# INSTRUCTION
Output every record below exactly as it appears.

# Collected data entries
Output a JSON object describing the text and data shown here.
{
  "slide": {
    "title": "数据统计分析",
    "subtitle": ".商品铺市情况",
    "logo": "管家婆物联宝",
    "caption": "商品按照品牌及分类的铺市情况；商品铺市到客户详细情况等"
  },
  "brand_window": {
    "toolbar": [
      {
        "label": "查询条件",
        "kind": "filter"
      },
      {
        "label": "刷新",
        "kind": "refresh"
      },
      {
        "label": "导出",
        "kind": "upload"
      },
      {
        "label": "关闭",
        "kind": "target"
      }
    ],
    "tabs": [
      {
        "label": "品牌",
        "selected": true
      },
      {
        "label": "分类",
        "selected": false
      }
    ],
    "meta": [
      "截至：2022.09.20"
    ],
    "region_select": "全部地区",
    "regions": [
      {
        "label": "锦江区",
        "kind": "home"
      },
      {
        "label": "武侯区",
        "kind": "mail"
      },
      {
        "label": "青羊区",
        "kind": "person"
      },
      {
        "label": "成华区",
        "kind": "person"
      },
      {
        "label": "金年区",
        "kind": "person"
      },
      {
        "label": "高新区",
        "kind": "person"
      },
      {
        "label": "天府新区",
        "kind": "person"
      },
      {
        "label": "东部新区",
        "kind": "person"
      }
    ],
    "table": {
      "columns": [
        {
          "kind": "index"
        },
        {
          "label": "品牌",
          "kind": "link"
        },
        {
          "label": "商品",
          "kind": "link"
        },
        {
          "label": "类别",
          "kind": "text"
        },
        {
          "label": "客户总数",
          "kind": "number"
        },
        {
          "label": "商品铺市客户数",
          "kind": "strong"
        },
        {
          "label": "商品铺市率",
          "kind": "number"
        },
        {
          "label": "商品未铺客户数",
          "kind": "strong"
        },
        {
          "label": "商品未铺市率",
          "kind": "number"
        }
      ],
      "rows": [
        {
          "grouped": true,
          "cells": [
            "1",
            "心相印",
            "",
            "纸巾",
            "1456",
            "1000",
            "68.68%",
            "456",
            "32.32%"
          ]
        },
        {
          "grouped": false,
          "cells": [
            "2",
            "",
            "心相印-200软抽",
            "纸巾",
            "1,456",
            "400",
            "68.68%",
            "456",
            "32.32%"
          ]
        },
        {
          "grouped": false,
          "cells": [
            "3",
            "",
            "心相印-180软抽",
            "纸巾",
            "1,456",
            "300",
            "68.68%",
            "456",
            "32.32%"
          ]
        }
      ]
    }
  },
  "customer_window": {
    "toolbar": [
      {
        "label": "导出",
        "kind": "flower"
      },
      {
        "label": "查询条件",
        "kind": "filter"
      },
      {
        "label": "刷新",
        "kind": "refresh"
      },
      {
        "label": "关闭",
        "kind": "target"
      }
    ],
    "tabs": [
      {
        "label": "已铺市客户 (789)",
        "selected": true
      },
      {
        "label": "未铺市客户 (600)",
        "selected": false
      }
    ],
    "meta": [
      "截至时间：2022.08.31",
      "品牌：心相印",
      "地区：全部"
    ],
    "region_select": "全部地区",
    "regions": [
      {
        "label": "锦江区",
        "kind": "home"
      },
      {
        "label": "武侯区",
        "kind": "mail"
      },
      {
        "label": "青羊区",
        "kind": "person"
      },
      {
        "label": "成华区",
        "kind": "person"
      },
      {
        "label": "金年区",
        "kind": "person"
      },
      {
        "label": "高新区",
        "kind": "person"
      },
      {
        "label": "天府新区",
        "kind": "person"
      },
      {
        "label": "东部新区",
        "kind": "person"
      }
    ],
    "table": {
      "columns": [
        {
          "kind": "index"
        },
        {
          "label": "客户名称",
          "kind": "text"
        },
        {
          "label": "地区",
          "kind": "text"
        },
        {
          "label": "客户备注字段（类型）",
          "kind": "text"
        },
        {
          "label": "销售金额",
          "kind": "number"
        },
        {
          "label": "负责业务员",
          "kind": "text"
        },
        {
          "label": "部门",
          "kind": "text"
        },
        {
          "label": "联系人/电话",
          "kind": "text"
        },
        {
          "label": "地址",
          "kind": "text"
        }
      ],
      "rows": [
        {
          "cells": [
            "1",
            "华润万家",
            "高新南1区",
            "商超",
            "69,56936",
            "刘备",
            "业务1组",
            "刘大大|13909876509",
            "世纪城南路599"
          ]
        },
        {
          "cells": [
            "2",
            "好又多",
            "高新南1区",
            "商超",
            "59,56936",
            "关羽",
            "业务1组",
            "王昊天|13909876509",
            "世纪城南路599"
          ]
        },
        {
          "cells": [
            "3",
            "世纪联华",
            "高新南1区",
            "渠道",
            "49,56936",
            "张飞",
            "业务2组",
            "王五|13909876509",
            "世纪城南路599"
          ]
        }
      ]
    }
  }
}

# CORRECT RESULT
Output a JSON object describing the text and data shown here.
{
  "slide": {
    "title": "数据统计分析",
    "subtitle": ".商品铺市情况",
    "logo": "管家婆物联宝",
    "caption": "商品按照品牌及分类的铺市情况；商品铺市到客户详细情况等"
  },
  "brand_window": {
    "toolbar": [
      {
        "label": "查询条件",
        "kind": "filter"
      },
      {
        "label": "刷新",
        "kind": "refresh"
      },
      {
        "label": "导出",
        "kind": "upload"
      },
      {
        "label": "关闭",
        "kind": "target"
      }
    ],
    "tabs": [
      {
        "label": "品牌",
        "selected": true
      },
      {
        "label": "分类",
        "selected": false
      }
    ],
    "meta": [
      "截至：2022.09.20"
    ],
    "region_select": "全部地区",
    "regions": [
      {
        "label": "锦江区",
        "kind": "home"
      },
      {
        "label": "武侯区",
        "kind": "mail"
      },
      {
        "label": "青羊区",
        "kind": "person"
      },
      {
        "label": "成华区",
        "kind": "person"
      },
      {
        "label": "金年区",
        "kind": "person"
      },
      {
        "label": "高新区",
        "kind": "person"
      },
      {
        "label": "天府新区",
        "kind": "person"
      },
      {
        "label": "东部新区",
        "kind": "person"
      }
    ],
    "table": {
      "columns": [
        {
          "kind": "index"
        },
        {
          "label": "品牌",
          "kind": "link"
        },
        {
          "label": "商品",
          "kind": "link"
        },
        {
          "label": "类别",
          "kind": "text"
        },
        {
          "label": "客户总数",
          "kind": "number"
        },
        {
          "label": "商品铺市客户数",
          "kind": "strong"
        },
        {
          "label": "商品铺市率",
          "kind": "number"
        },
        {
          "label": "商品未铺客户数",
          "kind": "strong"
        },
        {
          "label": "商品未铺市率",
          "kind": "number"
        }
      ],
      "rows": [
        {
          "grouped": true,
          "cells": [
            "1",
            "心相印",
            "",
            "纸巾",
            "1456",
            "1000",
            "68.68%",
            "456",
            "32.32%"
          ]
        },
        {
          "grouped": false,
          "cells": [
            "2",
            "",
            "心相印-200软抽",
            "纸巾",
            "1,456",
            "400",
            "68.68%",
            "456",
            "32.32%"
          ]
        },
        {
          "grouped": false,
          "cells": [
            "3",
            "",
            "心相印-180软抽",
            "纸巾",
            "1,456",
            "300",
            "68.68%",
            "456",
            "32.32%"
          ]
        }
      ]
    }
  },
  "customer_window": {
    "toolbar": [
      {
        "label": "导出",
        "kind": "flower"
      },
      {
        "label": "查询条件",
        "kind": "filter"
      },
      {
        "label": "刷新",
        "kind": "refresh"
      },
      {
        "label": "关闭",
        "kind": "target"
      }
    ],
    "tabs": [
      {
        "label": "已铺市客户 (789)",
        "selected": true
      },
      {
        "label": "未铺市客户 (600)",
        "selected": false
      }
    ],
    "meta": [
      "截至时间：2022.08.31",
      "品牌：心相印",
      "地区：全部"
    ],
    "region_select": "全部地区",
    "regions": [
      {
        "label": "锦江区",
        "kind": "home"
      },
      {
        "label": "武侯区",
        "kind": "mail"
      },
      {
        "label": "青羊区",
        "kind": "person"
      },
      {
        "label": "成华区",
        "kind": "person"
      },
      {
        "label": "金年区",
        "kind": "person"
      },
      {
        "label": "高新区",
        "kind": "person"
      },
      {
        "label": "天府新区",
        "kind": "person"
      },
      {
        "label": "东部新区",
        "kind": "person"
      }
    ],
    "table": {
      "columns": [
        {
          "kind": "index"
        },
        {
          "label": "客户名称",
          "kind": "text"
        },
        {
          "label": "地区",
          "kind": "text"
        },
        {
          "label": "客户备注字段（类型）",
          "kind": "text"
        },
        {
          "label": "销售金额",
          "kind": "number"
        },
        {
          "label": "负责业务员",
          "kind": "text"
        },
        {
          "label": "部门",
          "kind": "text"
        },
        {
          "label": "联系人/电话",
          "kind": "text"
        },
        {
          "label": "地址",
          "kind": "text"
        }
      ],
      "rows": [
        {
          "cells": [
            "1",
            "华润万家",
            "高新南1区",
            "商超",
            "69,56936",
            "刘备",
            "业务1组",
            "刘大大|13909876509",
            "世纪城南路599"
          ]
        },
        {
          "cells": [
            "2",
            "好又多",
            "高新南1区",
            "商超",
            "59,56936",
            "关羽",
            "业务1组",
            "王昊天|13909876509",
            "世纪城南路599"
          ]
        },
        {
          "cells": [
            "3",
            "世纪联华",
            "高新南1区",
            "渠道",
            "49,56936",
            "张飞",
            "业务2组",
            "王五|13909876509",
            "世纪城南路599"
          ]
        }
      ]
    }
  }
}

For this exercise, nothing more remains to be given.